_What to produce:_
Copy out all of the material exactly.

_Dataset records:_
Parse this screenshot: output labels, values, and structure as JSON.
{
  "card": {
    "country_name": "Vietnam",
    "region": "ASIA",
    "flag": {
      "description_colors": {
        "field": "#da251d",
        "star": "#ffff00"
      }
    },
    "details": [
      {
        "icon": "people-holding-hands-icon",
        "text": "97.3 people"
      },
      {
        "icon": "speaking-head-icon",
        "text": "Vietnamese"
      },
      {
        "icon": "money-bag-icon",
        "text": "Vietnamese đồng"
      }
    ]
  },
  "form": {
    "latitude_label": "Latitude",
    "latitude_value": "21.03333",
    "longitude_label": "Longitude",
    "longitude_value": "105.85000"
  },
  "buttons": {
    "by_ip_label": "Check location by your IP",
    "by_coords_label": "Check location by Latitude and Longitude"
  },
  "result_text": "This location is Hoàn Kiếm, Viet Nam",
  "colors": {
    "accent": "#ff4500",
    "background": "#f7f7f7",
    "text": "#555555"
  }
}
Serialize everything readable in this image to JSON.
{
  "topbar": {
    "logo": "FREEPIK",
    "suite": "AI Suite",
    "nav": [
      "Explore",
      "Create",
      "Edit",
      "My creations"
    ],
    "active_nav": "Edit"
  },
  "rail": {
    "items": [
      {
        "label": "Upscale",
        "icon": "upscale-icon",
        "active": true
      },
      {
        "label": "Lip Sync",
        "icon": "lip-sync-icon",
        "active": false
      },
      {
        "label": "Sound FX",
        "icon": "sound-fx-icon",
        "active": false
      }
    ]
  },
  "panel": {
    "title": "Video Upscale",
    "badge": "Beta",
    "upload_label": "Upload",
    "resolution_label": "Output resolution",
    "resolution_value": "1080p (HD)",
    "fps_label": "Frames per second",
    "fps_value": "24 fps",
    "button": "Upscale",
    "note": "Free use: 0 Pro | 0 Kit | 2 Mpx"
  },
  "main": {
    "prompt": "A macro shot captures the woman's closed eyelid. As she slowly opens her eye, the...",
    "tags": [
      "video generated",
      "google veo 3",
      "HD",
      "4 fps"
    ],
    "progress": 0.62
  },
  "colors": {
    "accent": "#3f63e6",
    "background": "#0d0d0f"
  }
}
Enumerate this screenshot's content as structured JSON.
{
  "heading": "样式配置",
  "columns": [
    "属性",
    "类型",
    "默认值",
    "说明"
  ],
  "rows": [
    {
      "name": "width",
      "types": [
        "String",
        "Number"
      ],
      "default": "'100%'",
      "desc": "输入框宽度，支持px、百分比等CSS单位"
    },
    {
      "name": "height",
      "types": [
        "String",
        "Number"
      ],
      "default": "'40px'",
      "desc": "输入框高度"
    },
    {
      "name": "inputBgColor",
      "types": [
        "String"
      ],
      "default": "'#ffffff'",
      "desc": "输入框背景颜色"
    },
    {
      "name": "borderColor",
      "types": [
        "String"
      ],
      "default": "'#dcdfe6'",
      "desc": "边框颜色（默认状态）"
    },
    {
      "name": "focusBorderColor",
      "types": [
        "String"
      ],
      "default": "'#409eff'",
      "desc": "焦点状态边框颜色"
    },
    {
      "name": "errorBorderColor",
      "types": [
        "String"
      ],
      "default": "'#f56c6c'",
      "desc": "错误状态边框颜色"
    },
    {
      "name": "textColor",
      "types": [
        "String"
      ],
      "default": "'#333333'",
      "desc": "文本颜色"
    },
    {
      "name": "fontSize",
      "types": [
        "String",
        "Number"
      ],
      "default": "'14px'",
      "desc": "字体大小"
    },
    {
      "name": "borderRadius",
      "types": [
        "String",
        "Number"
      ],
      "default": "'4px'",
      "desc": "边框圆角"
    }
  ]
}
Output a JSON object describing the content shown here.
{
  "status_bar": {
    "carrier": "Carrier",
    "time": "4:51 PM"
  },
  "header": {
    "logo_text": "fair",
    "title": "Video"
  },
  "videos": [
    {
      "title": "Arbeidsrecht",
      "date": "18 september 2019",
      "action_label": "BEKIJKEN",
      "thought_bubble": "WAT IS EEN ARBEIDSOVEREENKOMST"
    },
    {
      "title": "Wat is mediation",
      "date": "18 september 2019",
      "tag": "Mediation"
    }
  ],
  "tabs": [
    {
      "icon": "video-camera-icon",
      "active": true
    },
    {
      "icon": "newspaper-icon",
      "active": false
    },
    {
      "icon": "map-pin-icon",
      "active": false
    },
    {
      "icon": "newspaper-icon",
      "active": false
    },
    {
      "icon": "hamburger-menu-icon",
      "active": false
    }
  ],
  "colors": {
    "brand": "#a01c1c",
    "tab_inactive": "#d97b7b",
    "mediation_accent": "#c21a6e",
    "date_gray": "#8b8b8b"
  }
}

_Response:_
Parse this screenshot: output labels, values, and structure as JSON.
{
  "card": {
    "country_name": "Vietnam",
    "region": "ASIA",
    "flag": {
      "description_colors": {
        "field": "#da251d",
        "star": "#ffff00"
      }
    },
    "details": [
      {
        "icon": "people-holding-hands-icon",
        "text": "97.3 people"
      },
      {
        "icon": "speaking-head-icon",
        "text": "Vietnamese"
      },
      {
        "icon": "money-bag-icon",
        "text": "Vietnamese đồng"
      }
    ]
  },
  "form": {
    "latitude_label": "Latitude",
    "latitude_value": "21.03333",
    "longitude_label": "Longitude",
    "longitude_value": "105.85000"
  },
  "buttons": {
    "by_ip_label": "Check location by your IP",
    "by_coords_label": "Check location by Latitude and Longitude"
  },
  "result_text": "This location is Hoàn Kiếm, Viet Nam",
  "colors": {
    "accent": "#ff4500",
    "background": "#f7f7f7",
    "text": "#555555"
  }
}
Serialize everything readable in this image to JSON.
{
  "topbar": {
    "logo": "FREEPIK",
    "suite": "AI Suite",
    "nav": [
      "Explore",
      "Create",
      "Edit",
      "My creations"
    ],
    "active_nav": "Edit"
  },
  "rail": {
    "items": [
      {
        "label": "Upscale",
        "icon": "upscale-icon",
        "active": true
      },
      {
        "label": "Lip Sync",
        "icon": "lip-sync-icon",
        "active": false
      },
      {
        "label": "Sound FX",
        "icon": "sound-fx-icon",
        "active": false
      }
    ]
  },
  "panel": {
    "title": "Video Upscale",
    "badge": "Beta",
    "upload_label": "Upload",
    "resolution_label": "Output resolution",
    "resolution_value": "1080p (HD)",
    "fps_label": "Frames per second",
    "fps_value": "24 fps",
    "button": "Upscale",
    "note": "Free use: 0 Pro | 0 Kit | 2 Mpx"
  },
  "main": {
    "prompt": "A macro shot captures the woman's closed eyelid. As she slowly opens her eye, the...",
    "tags": [
      "video generated",
      "google veo 3",
      "HD",
      "4 fps"
    ],
    "progress": 0.62
  },
  "colors": {
    "accent": "#3f63e6",
    "background": "#0d0d0f"
  }
}
Enumerate this screenshot's content as structured JSON.
{
  "heading": "样式配置",
  "columns": [
    "属性",
    "类型",
    "默认值",
    "说明"
  ],
  "rows": [
    {
      "name": "width",
      "types": [
        "String",
        "Number"
      ],
      "default": "'100%'",
      "desc": "输入框宽度，支持px、百分比等CSS单位"
    },
    {
      "name": "height",
      "types": [
        "String",
        "Number"
      ],
      "default": "'40px'",
      "desc": "输入框高度"
    },
    {
      "name": "inputBgColor",
      "types": [
        "String"
      ],
      "default": "'#ffffff'",
      "desc": "输入框背景颜色"
    },
    {
      "name": "borderColor",
      "types": [
        "String"
      ],
      "default": "'#dcdfe6'",
      "desc": "边框颜色（默认状态）"
    },
    {
      "name": "focusBorderColor",
      "types": [
        "String"
      ],
      "default": "'#409eff'",
      "desc": "焦点状态边框颜色"
    },
    {
      "name": "errorBorderColor",
      "types": [
        "String"
      ],
      "default": "'#f56c6c'",
      "desc": "错误状态边框颜色"
    },
    {
      "name": "textColor",
      "types": [
        "String"
      ],
      "default": "'#333333'",
      "desc": "文本颜色"
    },
    {
      "name": "fontSize",
      "types": [
        "String",
        "Number"
      ],
      "default": "'14px'",
      "desc": "字体大小"
    },
    {
      "name": "borderRadius",
      "types": [
        "String",
        "Number"
      ],
      "default": "'4px'",
      "desc": "边框圆角"
    }
  ]
}
Output a JSON object describing the content shown here.
{
  "status_bar": {
    "carrier": "Carrier",
    "time": "4:51 PM"
  },
  "header": {
    "logo_text": "fair",
    "title": "Video"
  },
  "videos": [
    {
      "title": "Arbeidsrecht",
      "date": "18 september 2019",
      "action_label": "BEKIJKEN",
      "thought_bubble": "WAT IS EEN ARBEIDSOVEREENKOMST"
    },
    {
      "title": "Wat is mediation",
      "date": "18 september 2019",
      "tag": "Mediation"
    }
  ],
  "tabs": [
    {
      "icon": "video-camera-icon",
      "active": true
    },
    {
      "icon": "newspaper-icon",
      "active": false
    },
    {
      "icon": "map-pin-icon",
      "active": false
    },
    {
      "icon": "newspaper-icon",
      "active": false
    },
    {
      "icon": "hamburger-menu-icon",
      "active": false
    }
  ],
  "colors": {
    "brand": "#a01c1c",
    "tab_inactive": "#d97b7b",
    "mediation_accent": "#c21a6e",
    "date_gray": "#8b8b8b"
  }
}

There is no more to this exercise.